● **Aim**
Write out each line from the data below that includes the word "boundaries".

● **Data excerpts**

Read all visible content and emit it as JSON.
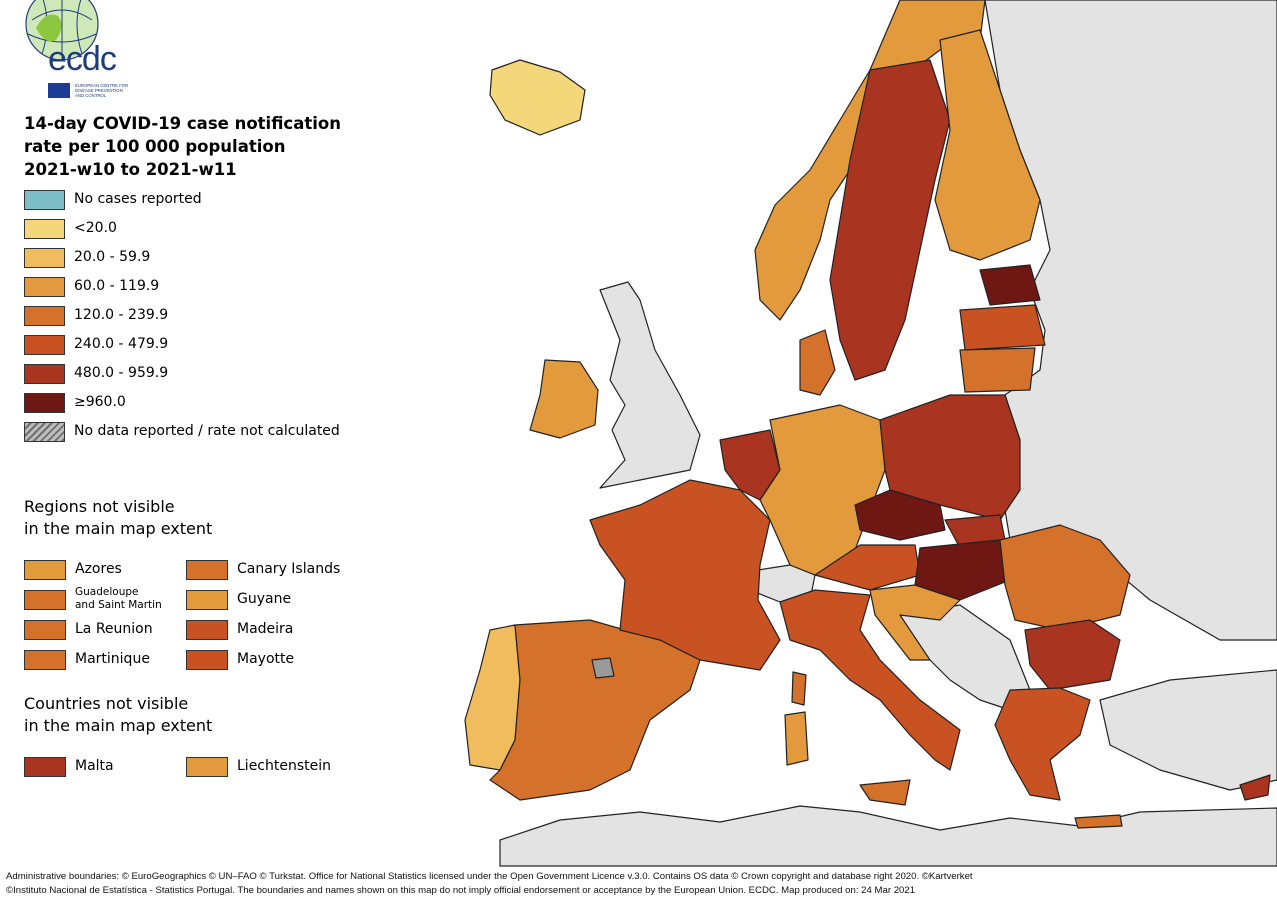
{
  "logo": {
    "name": "ecdc",
    "subtitle_lines": [
      "EUROPEAN CENTRE FOR",
      "DISEASE PREVENTION",
      "AND CONTROL"
    ]
  },
  "title": {
    "line1": "14-day COVID-19 case notification",
    "line2": "rate per 100 000 population",
    "line3": "2021-w10 to 2021-w11"
  },
  "legend": [
    {
      "label": "No cases reported",
      "color": "#7cbfc8"
    },
    {
      "label": "<20.0",
      "color": "#f4d77a"
    },
    {
      "label": "20.0 - 59.9",
      "color": "#f0bc5e"
    },
    {
      "label": "60.0 - 119.9",
      "color": "#e29a3d"
    },
    {
      "label": "120.0 - 239.9",
      "color": "#d4712a"
    },
    {
      "label": "240.0 - 479.9",
      "color": "#c95222"
    },
    {
      "label": "480.0 - 959.9",
      "color": "#a93420"
    },
    {
      "label": "≥960.0",
      "color": "#6f1713"
    },
    {
      "label": "No data reported / rate not calculated",
      "color": "hatch"
    }
  ],
  "regions_section": {
    "title_line1": "Regions not visible",
    "title_line2": "in the main map extent",
    "items": [
      {
        "label": "Azores",
        "color": "#e29a3d"
      },
      {
        "label": "Canary Islands",
        "color": "#d4712a"
      },
      {
        "label_line1": "Guadeloupe",
        "label_line2": "and Saint Martin",
        "color": "#d4712a"
      },
      {
        "label": "Guyane",
        "color": "#e29a3d"
      },
      {
        "label": "La Reunion",
        "color": "#d4712a"
      },
      {
        "label": "Madeira",
        "color": "#c95222"
      },
      {
        "label": "Martinique",
        "color": "#d4712a"
      },
      {
        "label": "Mayotte",
        "color": "#c95222"
      }
    ]
  },
  "countries_section": {
    "title_line1": "Countries not visible",
    "title_line2": "in the main map extent",
    "items": [
      {
        "label": "Malta",
        "color": "#a93420"
      },
      {
        "label": "Liechtenstein",
        "color": "#e29a3d"
      }
    ]
  },
  "credits": {
    "line1": "Administrative boundaries: © EuroGeographics © UN–FAO © Turkstat. Office for National Statistics licensed under the Open Government Licence v.3.0. Contains OS data © Crown copyright and database right 2020. ©Kartverket",
    "line2": "©Instituto Nacional de Estatística - Statistics Portugal. The boundaries and names shown on this map do not imply official endorsement or acceptance by the European Union. ECDC. Map produced on: 24 Mar 2021"
  },
  "map_colors": {
    "sea": "#ffffff",
    "non_eu": "#e3e3e3",
    "border": "#6b6b6b"
  }
}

● **Completed task**
    "line1": "Administrative boundaries: © EuroGeographics © UN–FAO © Turkstat. Office for National Statistics licensed under the Open Government Licence v.3.0. Contains OS data © Crown copyright and database right 2020. ©Kartverket",
    "line2": "©Instituto Nacional de Estatística - Statistics Portugal. The boundaries and names shown on this map do not imply official endorsement or acceptance by the European Union. ECDC. Map produced on: 24 Mar 2021"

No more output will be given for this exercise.